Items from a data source

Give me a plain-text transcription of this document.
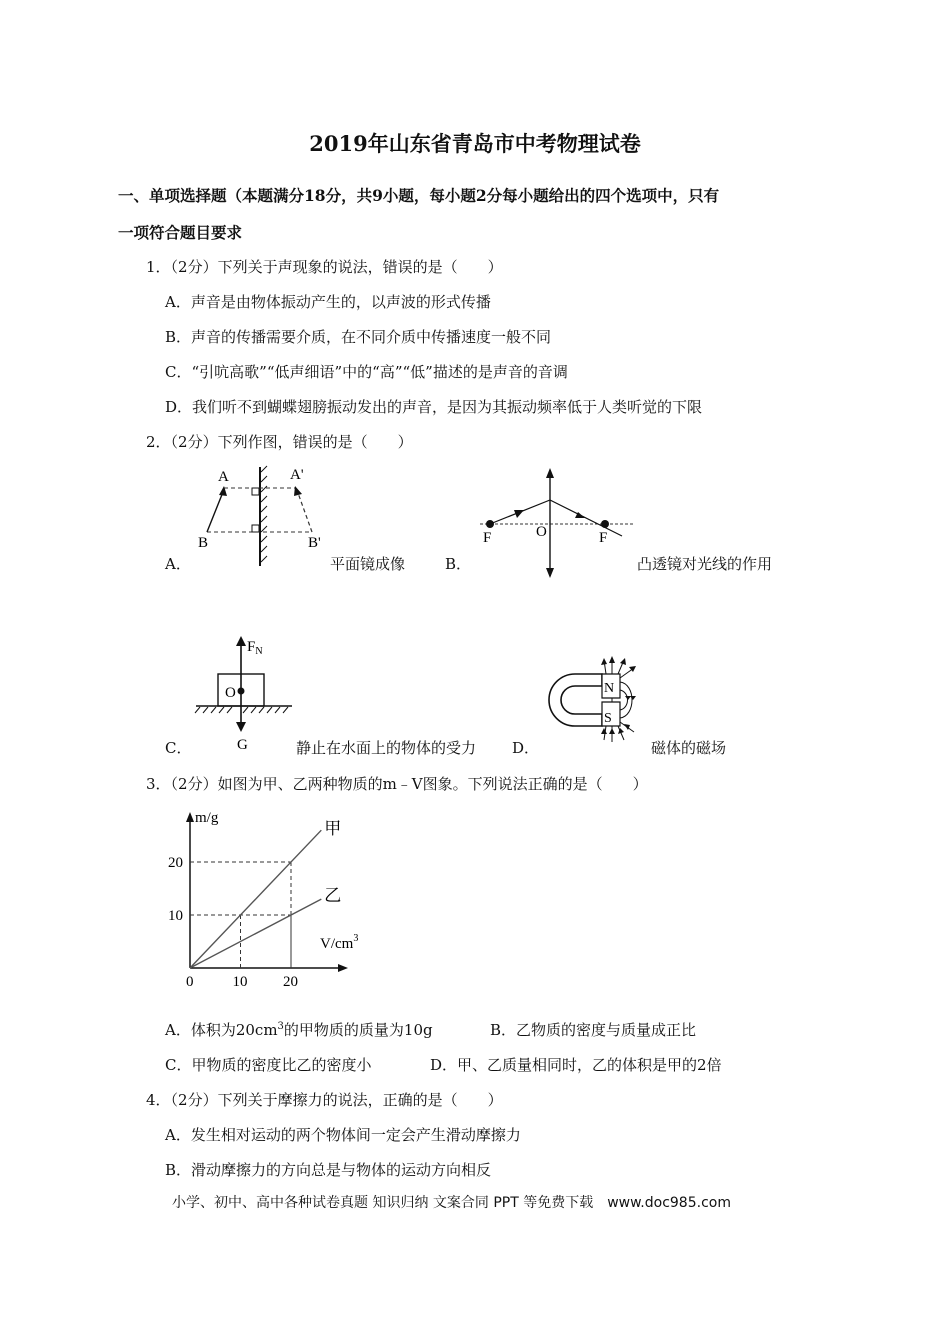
2019年山东省青岛市中考物理试卷
一、单项选择题（本题满分18分，共9小题，每小题2分每小题给出的四个选项中，只有
一项符合题目要求
1．（2分）下列关于声现象的说法，错误的是（　　）
A．声音是由物体振动产生的，以声波的形式传播
B．声音的传播需要介质，在不同介质中传播速度一般不同
C．“引吭高歌”“低声细语”中的“高”“低”描述的是声音的音调
D．我们听不到蝴蝶翅膀振动发出的声音，是因为其振动频率低于人类听觉的下限
2．（2分）下列作图，错误的是（　　）
A	A'
B	B'
A．	平面镜成像	B．
F	O	F
凸透镜对光线的作用
$F_N$
O
G
C．	静止在水面上的物体的受力 D．
N
S
磁体的磁场
3．（2分）如图为甲、乙两种物质的m﹣V图象。下列说法正确的是（　　）
m/g
$V/cm^3$
甲
乙
0	10 20
10
20
A．体积为$20cm^3$的甲物质的质量为10g	B．乙物质的密度与质量成正比
C．甲物质的密度比乙的密度小	D．甲、乙质量相同时，乙的体积是甲的2倍
4．（2分）下列关于摩擦力的说法，正确的是（　　）
A．发生相对运动的两个物体间一定会产生滑动摩擦力
B．滑动摩擦力的方向总是与物体的运动方向相反
小学、初中、高中各种试卷真题 知识归纳 文案合同 PPT 等免费下载　www.doc985.com
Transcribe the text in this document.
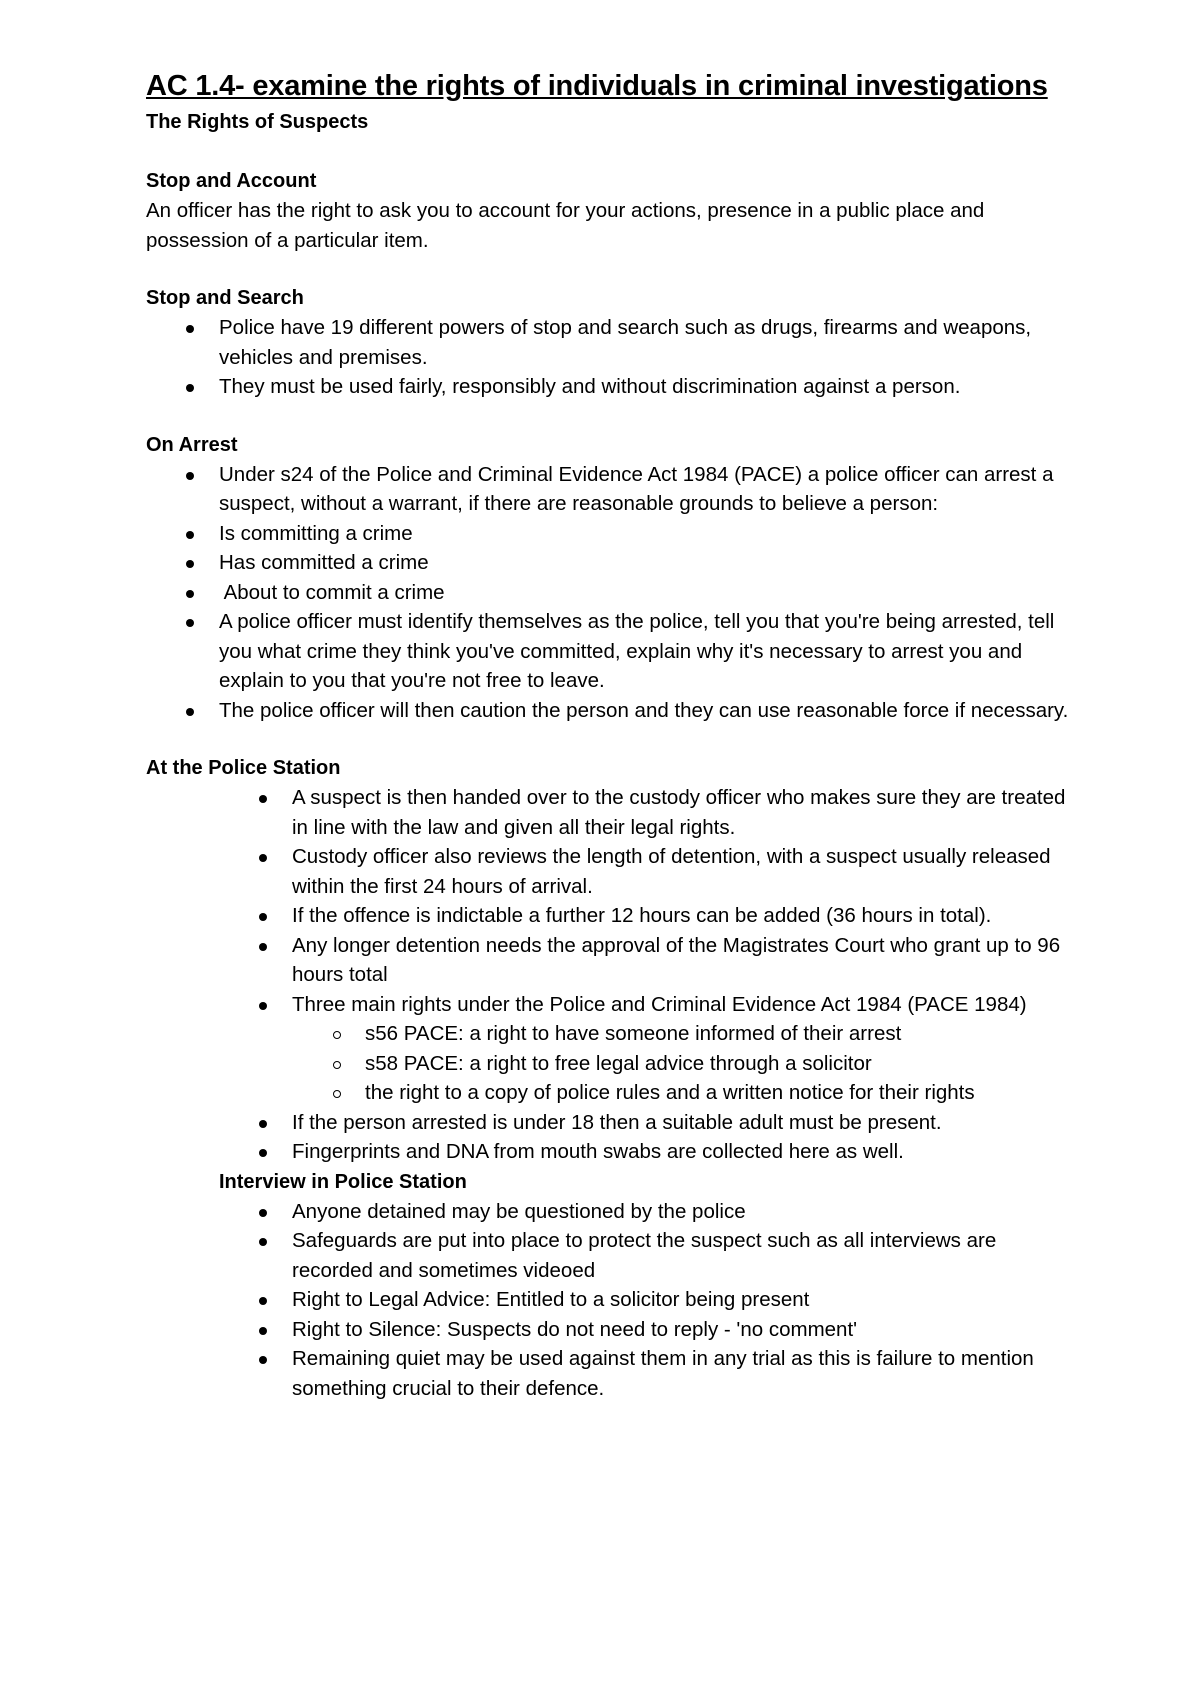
AC 1.4- examine the rights of individuals in criminal investigations

The Rights of Suspects

Stop and Account

An officer has the right to ask you to account for your actions, presence in a public place and possession of a particular item.

Stop and Search

Police have 19 different powers of stop and search such as drugs, firearms and weapons, vehicles and premises.
They must be used fairly, responsibly and without discrimination against a person.

On Arrest

Under s24 of the Police and Criminal Evidence Act 1984 (PACE) a police officer can arrest a suspect, without a warrant, if there are reasonable grounds to believe a person:
Is committing a crime
Has committed a crime
About to commit a crime
A police officer must identify themselves as the police, tell you that you're being arrested, tell you what crime they think you've committed, explain why it's necessary to arrest you and explain to you that you're not free to leave.
The police officer will then caution the person and they can use reasonable force if necessary.

At the Police Station

A suspect is then handed over to the custody officer who makes sure they are treated in line with the law and given all their legal rights.
Custody officer also reviews the length of detention, with a suspect usually released within the first 24 hours of arrival.
If the offence is indictable a further 12 hours can be added (36 hours in total).
Any longer detention needs the approval of the Magistrates Court who grant up to 96 hours total
Three main rights under the Police and Criminal Evidence Act 1984 (PACE 1984)
s56 PACE: a right to have someone informed of their arrest
s58 PACE: a right to free legal advice through a solicitor
the right to a copy of police rules and a written notice for their rights
If the person arrested is under 18 then a suitable adult must be present.
Fingerprints and DNA from mouth swabs are collected here as well.

Interview in Police Station

Anyone detained may be questioned by the police
Safeguards are put into place to protect the suspect such as all interviews are recorded and sometimes videoed
Right to Legal Advice: Entitled to a solicitor being present
Right to Silence: Suspects do not need to reply - 'no comment'
Remaining quiet may be used against them in any trial as this is failure to mention something crucial to their defence.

* _Problem statement_
Go through the entries above and count the lines containing the word "such"; give only that count.

* _Task response_
2